Chart and figure data
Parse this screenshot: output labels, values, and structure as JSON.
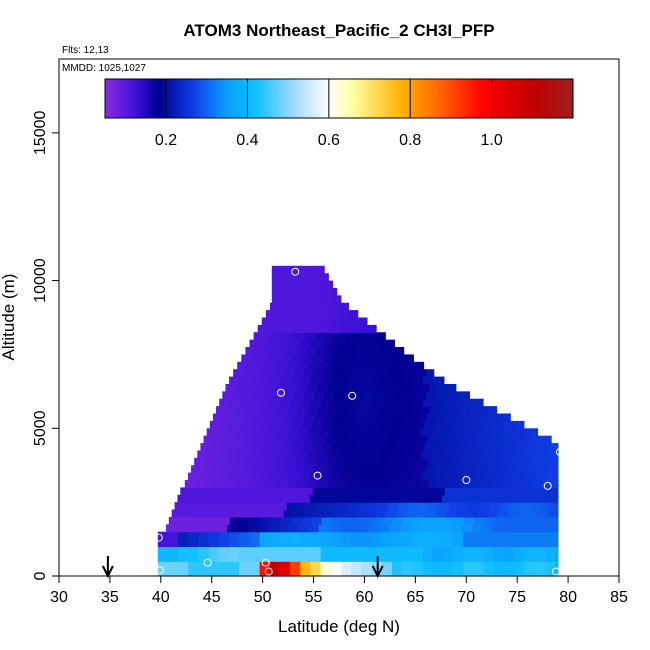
{
  "chart_data": {
    "type": "heatmap",
    "title": "ATOM3 Northeast_Pacific_2 CH3I_PFP",
    "flights_label": "Flts: 12,13",
    "dates_label": "MMDD: 1025,1027",
    "xlabel": "Latitude (deg N)",
    "ylabel": "Altitude (m)",
    "xlim": [
      30,
      85
    ],
    "ylim": [
      0,
      17500
    ],
    "x_ticks": [
      30,
      35,
      40,
      45,
      50,
      55,
      60,
      65,
      70,
      75,
      80,
      85
    ],
    "x_tick_labels": [
      "30",
      "35",
      "40",
      "45",
      "50",
      "55",
      "60",
      "65",
      "70",
      "75",
      "80",
      "85"
    ],
    "y_ticks": [
      0,
      5000,
      10000,
      15000
    ],
    "y_tick_labels": [
      "0",
      "5000",
      "10000",
      "15000"
    ],
    "colorbar": {
      "range": [
        0.05,
        1.2
      ],
      "ticks": [
        0.2,
        0.4,
        0.6,
        0.8,
        1.0
      ],
      "tick_labels": [
        "0.2",
        "0.4",
        "0.6",
        "0.8",
        "1.0"
      ],
      "stops": [
        {
          "v": 0.05,
          "color": "#8a2be2"
        },
        {
          "v": 0.13,
          "color": "#3a10d8"
        },
        {
          "v": 0.18,
          "color": "#000090"
        },
        {
          "v": 0.27,
          "color": "#1040e8"
        },
        {
          "v": 0.35,
          "color": "#0aa0ff"
        },
        {
          "v": 0.42,
          "color": "#10c0ff"
        },
        {
          "v": 0.52,
          "color": "#a8dcff"
        },
        {
          "v": 0.6,
          "color": "#fefeff"
        },
        {
          "v": 0.66,
          "color": "#ffffa0"
        },
        {
          "v": 0.78,
          "color": "#ffb000"
        },
        {
          "v": 0.86,
          "color": "#ff7000"
        },
        {
          "v": 0.98,
          "color": "#ff0000"
        },
        {
          "v": 1.1,
          "color": "#c00000"
        },
        {
          "v": 1.2,
          "color": "#a02020"
        }
      ]
    },
    "sample_points": [
      {
        "lat": 53.2,
        "alt": 10300
      },
      {
        "lat": 51.8,
        "alt": 6200
      },
      {
        "lat": 58.8,
        "alt": 6100
      },
      {
        "lat": 55.4,
        "alt": 3400
      },
      {
        "lat": 70.0,
        "alt": 3250
      },
      {
        "lat": 79.2,
        "alt": 4200
      },
      {
        "lat": 78.0,
        "alt": 3050
      },
      {
        "lat": 39.8,
        "alt": 1300
      },
      {
        "lat": 44.6,
        "alt": 450
      },
      {
        "lat": 50.3,
        "alt": 450
      },
      {
        "lat": 50.6,
        "alt": 150
      },
      {
        "lat": 78.8,
        "alt": 150
      },
      {
        "lat": 39.9,
        "alt": 200
      }
    ],
    "arrows": [
      {
        "lat": 34.8
      },
      {
        "lat": 61.3
      }
    ]
  }
}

Task requirements - Write out the entries above word for word. Do not include the pictures.

Solution -
Parse this screenshot: output labels, values, and structure as JSON.
{
  "chart_data": {
    "type": "heatmap",
    "title": "ATOM3 Northeast_Pacific_2 CH3I_PFP",
    "flights_label": "Flts: 12,13",
    "dates_label": "MMDD: 1025,1027",
    "xlabel": "Latitude (deg N)",
    "ylabel": "Altitude (m)",
    "xlim": [
      30,
      85
    ],
    "ylim": [
      0,
      17500
    ],
    "x_ticks": [
      30,
      35,
      40,
      45,
      50,
      55,
      60,
      65,
      70,
      75,
      80,
      85
    ],
    "x_tick_labels": [
      "30",
      "35",
      "40",
      "45",
      "50",
      "55",
      "60",
      "65",
      "70",
      "75",
      "80",
      "85"
    ],
    "y_ticks": [
      0,
      5000,
      10000,
      15000
    ],
    "y_tick_labels": [
      "0",
      "5000",
      "10000",
      "15000"
    ],
    "colorbar": {
      "range": [
        0.05,
        1.2
      ],
      "ticks": [
        0.2,
        0.4,
        0.6,
        0.8,
        1.0
      ],
      "tick_labels": [
        "0.2",
        "0.4",
        "0.6",
        "0.8",
        "1.0"
      ],
      "stops": [
        {
          "v": 0.05,
          "color": "#8a2be2"
        },
        {
          "v": 0.13,
          "color": "#3a10d8"
        },
        {
          "v": 0.18,
          "color": "#000090"
        },
        {
          "v": 0.27,
          "color": "#1040e8"
        },
        {
          "v": 0.35,
          "color": "#0aa0ff"
        },
        {
          "v": 0.42,
          "color": "#10c0ff"
        },
        {
          "v": 0.52,
          "color": "#a8dcff"
        },
        {
          "v": 0.6,
          "color": "#fefeff"
        },
        {
          "v": 0.66,
          "color": "#ffffa0"
        },
        {
          "v": 0.78,
          "color": "#ffb000"
        },
        {
          "v": 0.86,
          "color": "#ff7000"
        },
        {
          "v": 0.98,
          "color": "#ff0000"
        },
        {
          "v": 1.1,
          "color": "#c00000"
        },
        {
          "v": 1.2,
          "color": "#a02020"
        }
      ]
    },
    "sample_points": [
      {
        "lat": 53.2,
        "alt": 10300
      },
      {
        "lat": 51.8,
        "alt": 6200
      },
      {
        "lat": 58.8,
        "alt": 6100
      },
      {
        "lat": 55.4,
        "alt": 3400
      },
      {
        "lat": 70.0,
        "alt": 3250
      },
      {
        "lat": 79.2,
        "alt": 4200
      },
      {
        "lat": 78.0,
        "alt": 3050
      },
      {
        "lat": 39.8,
        "alt": 1300
      },
      {
        "lat": 44.6,
        "alt": 450
      },
      {
        "lat": 50.3,
        "alt": 450
      },
      {
        "lat": 50.6,
        "alt": 150
      },
      {
        "lat": 78.8,
        "alt": 150
      },
      {
        "lat": 39.9,
        "alt": 200
      }
    ],
    "arrows": [
      {
        "lat": 34.8
      },
      {
        "lat": 61.3
      }
    ]
  }
}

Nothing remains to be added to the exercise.